- [Problem statement] Copy every line from the material below that holds "enter".

- [Listing]
(begin)
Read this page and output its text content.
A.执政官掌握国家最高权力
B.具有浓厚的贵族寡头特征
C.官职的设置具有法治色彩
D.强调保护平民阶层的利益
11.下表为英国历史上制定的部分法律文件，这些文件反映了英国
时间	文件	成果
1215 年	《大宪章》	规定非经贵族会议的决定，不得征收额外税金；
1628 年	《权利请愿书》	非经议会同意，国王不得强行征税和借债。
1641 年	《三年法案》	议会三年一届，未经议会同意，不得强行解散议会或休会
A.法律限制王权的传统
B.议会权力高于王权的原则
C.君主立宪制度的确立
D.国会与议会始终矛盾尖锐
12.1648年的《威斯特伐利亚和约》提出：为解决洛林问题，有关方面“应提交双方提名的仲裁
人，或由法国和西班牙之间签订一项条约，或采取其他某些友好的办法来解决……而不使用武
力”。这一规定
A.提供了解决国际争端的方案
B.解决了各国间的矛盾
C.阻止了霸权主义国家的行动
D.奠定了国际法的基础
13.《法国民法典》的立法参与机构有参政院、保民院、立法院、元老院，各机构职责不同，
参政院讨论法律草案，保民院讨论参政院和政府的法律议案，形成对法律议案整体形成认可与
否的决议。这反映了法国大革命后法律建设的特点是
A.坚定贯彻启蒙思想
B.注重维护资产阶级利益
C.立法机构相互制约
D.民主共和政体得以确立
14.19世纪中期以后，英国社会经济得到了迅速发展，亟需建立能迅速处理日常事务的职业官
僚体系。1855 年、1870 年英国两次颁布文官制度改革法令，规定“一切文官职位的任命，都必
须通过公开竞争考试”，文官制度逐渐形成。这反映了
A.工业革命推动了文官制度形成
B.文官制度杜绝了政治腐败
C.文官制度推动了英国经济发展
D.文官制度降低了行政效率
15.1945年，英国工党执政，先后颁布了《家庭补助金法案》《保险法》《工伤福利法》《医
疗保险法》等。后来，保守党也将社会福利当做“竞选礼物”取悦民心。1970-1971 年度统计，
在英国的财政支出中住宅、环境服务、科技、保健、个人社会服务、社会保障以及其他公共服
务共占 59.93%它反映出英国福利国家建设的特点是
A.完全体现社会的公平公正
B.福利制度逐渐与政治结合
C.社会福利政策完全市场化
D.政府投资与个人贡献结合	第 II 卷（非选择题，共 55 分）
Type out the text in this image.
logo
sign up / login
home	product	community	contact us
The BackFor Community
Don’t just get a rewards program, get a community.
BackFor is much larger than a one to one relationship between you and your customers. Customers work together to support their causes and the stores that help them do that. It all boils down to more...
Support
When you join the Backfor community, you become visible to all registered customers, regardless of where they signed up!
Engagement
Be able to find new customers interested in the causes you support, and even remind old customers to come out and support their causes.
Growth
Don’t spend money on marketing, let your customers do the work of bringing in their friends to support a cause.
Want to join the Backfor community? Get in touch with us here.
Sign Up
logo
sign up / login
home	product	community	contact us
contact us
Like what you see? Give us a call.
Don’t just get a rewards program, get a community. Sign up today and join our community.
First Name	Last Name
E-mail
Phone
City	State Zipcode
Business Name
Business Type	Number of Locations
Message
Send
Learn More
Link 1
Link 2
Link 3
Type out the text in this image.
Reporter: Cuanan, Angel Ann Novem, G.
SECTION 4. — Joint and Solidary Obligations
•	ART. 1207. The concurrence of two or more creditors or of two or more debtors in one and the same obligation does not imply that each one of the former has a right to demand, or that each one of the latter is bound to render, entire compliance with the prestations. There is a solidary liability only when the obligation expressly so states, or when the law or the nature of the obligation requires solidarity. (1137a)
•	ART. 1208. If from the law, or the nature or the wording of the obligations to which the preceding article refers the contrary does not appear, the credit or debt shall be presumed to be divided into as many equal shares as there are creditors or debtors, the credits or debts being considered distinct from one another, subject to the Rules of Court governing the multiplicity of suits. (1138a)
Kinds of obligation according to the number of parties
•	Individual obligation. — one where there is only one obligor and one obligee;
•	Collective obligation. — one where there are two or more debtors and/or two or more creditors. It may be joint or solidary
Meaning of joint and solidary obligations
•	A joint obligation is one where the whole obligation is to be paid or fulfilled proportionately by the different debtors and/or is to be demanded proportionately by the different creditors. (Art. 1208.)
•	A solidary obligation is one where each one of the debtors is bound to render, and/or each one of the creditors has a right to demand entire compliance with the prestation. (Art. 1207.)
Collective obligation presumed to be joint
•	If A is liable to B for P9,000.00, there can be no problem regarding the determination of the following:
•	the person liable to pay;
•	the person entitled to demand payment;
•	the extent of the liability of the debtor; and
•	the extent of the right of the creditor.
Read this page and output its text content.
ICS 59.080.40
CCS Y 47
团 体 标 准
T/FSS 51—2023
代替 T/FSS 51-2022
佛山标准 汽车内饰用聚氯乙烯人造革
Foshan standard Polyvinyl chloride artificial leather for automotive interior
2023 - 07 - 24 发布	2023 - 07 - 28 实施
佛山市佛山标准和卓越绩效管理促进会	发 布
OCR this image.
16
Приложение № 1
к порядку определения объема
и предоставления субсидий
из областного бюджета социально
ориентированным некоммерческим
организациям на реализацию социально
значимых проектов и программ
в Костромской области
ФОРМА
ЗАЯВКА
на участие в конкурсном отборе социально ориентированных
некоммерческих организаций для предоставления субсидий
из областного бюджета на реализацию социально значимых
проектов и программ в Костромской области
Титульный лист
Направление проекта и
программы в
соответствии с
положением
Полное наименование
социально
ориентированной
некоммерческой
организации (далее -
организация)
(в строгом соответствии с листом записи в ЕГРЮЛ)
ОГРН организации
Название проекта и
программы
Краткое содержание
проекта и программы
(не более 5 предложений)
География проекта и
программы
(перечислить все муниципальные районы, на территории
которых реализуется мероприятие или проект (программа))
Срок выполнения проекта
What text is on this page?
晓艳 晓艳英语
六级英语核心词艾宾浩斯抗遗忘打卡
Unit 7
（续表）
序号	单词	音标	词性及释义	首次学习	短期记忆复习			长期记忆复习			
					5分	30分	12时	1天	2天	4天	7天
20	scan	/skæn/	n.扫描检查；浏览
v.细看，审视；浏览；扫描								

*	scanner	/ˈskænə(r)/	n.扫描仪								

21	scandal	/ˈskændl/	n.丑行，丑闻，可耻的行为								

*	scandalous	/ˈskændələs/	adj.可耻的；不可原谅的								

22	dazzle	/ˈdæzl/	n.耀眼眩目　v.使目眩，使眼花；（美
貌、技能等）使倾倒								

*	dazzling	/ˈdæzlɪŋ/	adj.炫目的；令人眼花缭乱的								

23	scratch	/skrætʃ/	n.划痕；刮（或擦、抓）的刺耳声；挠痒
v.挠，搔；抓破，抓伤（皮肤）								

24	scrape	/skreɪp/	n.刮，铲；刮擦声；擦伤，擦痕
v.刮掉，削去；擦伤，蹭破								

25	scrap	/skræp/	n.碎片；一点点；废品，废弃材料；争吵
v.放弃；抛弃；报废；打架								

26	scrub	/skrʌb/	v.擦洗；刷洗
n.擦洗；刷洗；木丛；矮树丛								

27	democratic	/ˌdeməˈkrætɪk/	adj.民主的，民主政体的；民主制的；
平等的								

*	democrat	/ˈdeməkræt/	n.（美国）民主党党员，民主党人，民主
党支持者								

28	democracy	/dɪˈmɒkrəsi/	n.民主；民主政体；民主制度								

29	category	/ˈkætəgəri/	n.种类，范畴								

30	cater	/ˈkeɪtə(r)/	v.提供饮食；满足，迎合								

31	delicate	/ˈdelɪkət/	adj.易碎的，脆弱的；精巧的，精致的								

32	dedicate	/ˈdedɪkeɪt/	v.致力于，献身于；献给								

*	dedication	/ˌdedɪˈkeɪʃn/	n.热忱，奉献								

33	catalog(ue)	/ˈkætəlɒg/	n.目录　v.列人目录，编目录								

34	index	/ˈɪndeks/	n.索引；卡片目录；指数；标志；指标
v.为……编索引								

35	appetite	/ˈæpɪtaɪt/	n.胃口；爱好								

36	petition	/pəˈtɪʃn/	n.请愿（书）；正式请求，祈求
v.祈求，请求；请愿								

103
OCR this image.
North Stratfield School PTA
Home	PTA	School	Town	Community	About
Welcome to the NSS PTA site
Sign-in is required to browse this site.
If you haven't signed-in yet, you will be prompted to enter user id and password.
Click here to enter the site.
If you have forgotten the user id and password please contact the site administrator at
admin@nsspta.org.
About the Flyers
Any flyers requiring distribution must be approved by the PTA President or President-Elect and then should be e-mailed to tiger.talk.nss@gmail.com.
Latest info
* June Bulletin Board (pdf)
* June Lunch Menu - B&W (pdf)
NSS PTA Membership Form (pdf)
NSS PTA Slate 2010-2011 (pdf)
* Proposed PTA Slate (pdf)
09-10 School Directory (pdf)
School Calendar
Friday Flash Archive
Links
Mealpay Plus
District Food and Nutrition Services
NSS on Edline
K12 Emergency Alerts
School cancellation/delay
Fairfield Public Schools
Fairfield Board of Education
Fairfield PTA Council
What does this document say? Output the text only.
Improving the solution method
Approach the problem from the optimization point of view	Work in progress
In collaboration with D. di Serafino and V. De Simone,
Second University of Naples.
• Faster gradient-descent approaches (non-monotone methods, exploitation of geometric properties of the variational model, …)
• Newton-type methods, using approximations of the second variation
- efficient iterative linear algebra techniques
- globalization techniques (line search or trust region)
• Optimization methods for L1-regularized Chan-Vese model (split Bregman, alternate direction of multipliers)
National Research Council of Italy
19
(end)
- [The response]
If you haven't signed-in yet, you will be prompted to enter user id and password.
Click here to enter the site.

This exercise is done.